Stored records
★ ★ ★ ★ ★ ★ ★
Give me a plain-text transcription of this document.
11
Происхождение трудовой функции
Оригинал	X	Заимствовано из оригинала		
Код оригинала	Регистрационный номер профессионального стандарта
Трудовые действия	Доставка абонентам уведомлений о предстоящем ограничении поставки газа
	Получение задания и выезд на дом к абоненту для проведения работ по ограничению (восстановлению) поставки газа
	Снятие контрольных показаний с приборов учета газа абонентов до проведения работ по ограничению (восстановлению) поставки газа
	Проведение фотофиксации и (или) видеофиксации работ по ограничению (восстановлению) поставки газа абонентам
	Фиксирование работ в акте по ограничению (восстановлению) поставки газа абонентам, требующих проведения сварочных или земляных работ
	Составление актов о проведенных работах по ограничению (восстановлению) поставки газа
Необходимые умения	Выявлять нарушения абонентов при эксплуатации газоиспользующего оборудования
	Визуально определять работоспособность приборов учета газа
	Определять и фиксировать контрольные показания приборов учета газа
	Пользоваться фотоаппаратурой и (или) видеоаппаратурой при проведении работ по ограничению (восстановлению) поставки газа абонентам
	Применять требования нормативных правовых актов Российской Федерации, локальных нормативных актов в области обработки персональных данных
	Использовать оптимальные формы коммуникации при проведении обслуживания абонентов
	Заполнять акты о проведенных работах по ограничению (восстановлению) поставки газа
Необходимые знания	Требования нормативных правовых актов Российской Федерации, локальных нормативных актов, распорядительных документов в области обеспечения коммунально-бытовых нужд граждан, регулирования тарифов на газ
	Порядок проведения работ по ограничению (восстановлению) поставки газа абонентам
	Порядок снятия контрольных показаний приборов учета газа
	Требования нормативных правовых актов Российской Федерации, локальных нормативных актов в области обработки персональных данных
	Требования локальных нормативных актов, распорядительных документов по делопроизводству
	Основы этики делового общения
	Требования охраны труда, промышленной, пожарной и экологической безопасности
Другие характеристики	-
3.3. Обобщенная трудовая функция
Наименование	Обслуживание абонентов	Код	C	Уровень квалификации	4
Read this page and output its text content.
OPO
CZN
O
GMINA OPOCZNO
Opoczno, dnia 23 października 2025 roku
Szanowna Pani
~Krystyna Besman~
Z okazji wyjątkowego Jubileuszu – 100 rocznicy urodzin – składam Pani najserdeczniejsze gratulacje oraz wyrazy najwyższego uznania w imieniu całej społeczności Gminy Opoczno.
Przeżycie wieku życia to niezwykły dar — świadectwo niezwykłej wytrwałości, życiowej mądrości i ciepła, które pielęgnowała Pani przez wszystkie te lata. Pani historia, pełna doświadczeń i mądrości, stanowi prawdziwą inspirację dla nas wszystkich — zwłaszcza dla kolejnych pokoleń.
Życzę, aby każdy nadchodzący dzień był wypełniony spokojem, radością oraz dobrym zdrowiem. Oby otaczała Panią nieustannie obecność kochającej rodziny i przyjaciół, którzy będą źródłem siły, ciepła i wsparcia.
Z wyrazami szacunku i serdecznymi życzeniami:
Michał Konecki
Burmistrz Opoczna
★ ★ ★ ★ ★ ★ ★
_To be done_
The listing above must be transcribed exactly, line by line.

_Full solution_
Give me a plain-text transcription of this document.
11
Происхождение трудовой функции
Оригинал	X	Заимствовано из оригинала		
Код оригинала	Регистрационный номер профессионального стандарта
Трудовые действия	Доставка абонентам уведомлений о предстоящем ограничении поставки газа
	Получение задания и выезд на дом к абоненту для проведения работ по ограничению (восстановлению) поставки газа
	Снятие контрольных показаний с приборов учета газа абонентов до проведения работ по ограничению (восстановлению) поставки газа
	Проведение фотофиксации и (или) видеофиксации работ по ограничению (восстановлению) поставки газа абонентам
	Фиксирование работ в акте по ограничению (восстановлению) поставки газа абонентам, требующих проведения сварочных или земляных работ
	Составление актов о проведенных работах по ограничению (восстановлению) поставки газа
Необходимые умения	Выявлять нарушения абонентов при эксплуатации газоиспользующего оборудования
	Визуально определять работоспособность приборов учета газа
	Определять и фиксировать контрольные показания приборов учета газа
	Пользоваться фотоаппаратурой и (или) видеоаппаратурой при проведении работ по ограничению (восстановлению) поставки газа абонентам
	Применять требования нормативных правовых актов Российской Федерации, локальных нормативных актов в области обработки персональных данных
	Использовать оптимальные формы коммуникации при проведении обслуживания абонентов
	Заполнять акты о проведенных работах по ограничению (восстановлению) поставки газа
Необходимые знания	Требования нормативных правовых актов Российской Федерации, локальных нормативных актов, распорядительных документов в области обеспечения коммунально-бытовых нужд граждан, регулирования тарифов на газ
	Порядок проведения работ по ограничению (восстановлению) поставки газа абонентам
	Порядок снятия контрольных показаний приборов учета газа
	Требования нормативных правовых актов Российской Федерации, локальных нормативных актов в области обработки персональных данных
	Требования локальных нормативных актов, распорядительных документов по делопроизводству
	Основы этики делового общения
	Требования охраны труда, промышленной, пожарной и экологической безопасности
Другие характеристики	-
3.3. Обобщенная трудовая функция
Наименование	Обслуживание абонентов	Код	C	Уровень квалификации	4
Read this page and output its text content.
OPO
CZN
O
GMINA OPOCZNO
Opoczno, dnia 23 października 2025 roku
Szanowna Pani
~Krystyna Besman~
Z okazji wyjątkowego Jubileuszu – 100 rocznicy urodzin – składam Pani najserdeczniejsze gratulacje oraz wyrazy najwyższego uznania w imieniu całej społeczności Gminy Opoczno.
Przeżycie wieku życia to niezwykły dar — świadectwo niezwykłej wytrwałości, życiowej mądrości i ciepła, które pielęgnowała Pani przez wszystkie te lata. Pani historia, pełna doświadczeń i mądrości, stanowi prawdziwą inspirację dla nas wszystkich — zwłaszcza dla kolejnych pokoleń.
Życzę, aby każdy nadchodzący dzień był wypełniony spokojem, radością oraz dobrym zdrowiem. Oby otaczała Panią nieustannie obecność kochającej rodziny i przyjaciół, którzy będą źródłem siły, ciepła i wsparcia.
Z wyrazami szacunku i serdecznymi życzeniami:
Michał Konecki
Burmistrz Opoczna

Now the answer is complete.